** START Extracted records **
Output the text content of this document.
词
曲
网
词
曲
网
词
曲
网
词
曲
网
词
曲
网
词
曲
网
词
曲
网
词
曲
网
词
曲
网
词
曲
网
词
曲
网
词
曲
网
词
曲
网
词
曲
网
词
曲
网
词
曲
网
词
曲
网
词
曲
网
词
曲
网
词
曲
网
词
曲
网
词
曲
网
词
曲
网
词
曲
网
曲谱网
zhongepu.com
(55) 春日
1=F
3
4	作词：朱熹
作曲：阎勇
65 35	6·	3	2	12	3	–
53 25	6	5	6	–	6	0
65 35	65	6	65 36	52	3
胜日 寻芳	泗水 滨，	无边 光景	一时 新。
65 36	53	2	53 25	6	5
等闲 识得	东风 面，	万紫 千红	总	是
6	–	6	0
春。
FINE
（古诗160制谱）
** END Extracted records **
§ Instructions to follow
Copy out all of the records shown above exactly.

§ Written solution
Output the text content of this document.
词
曲
网
词
曲
网
词
曲
网
词
曲
网
词
曲
网
词
曲
网
词
曲
网
词
曲
网
词
曲
网
词
曲
网
词
曲
网
词
曲
网
词
曲
网
词
曲
网
词
曲
网
词
曲
网
词
曲
网
词
曲
网
词
曲
网
词
曲
网
词
曲
网
词
曲
网
词
曲
网
词
曲
网
曲谱网
zhongepu.com
(55) 春日
1=F
3
4	作词：朱熹
作曲：阎勇
65 35	6·	3	2	12	3	–
53 25	6	5	6	–	6	0
65 35	65	6	65 36	52	3
胜日 寻芳	泗水 滨，	无边 光景	一时 新。
65 36	53	2	53 25	6	5
等闲 识得	东风 面，	万紫 千红	总	是
6	–	6	0
春。
FINE
（古诗160制谱）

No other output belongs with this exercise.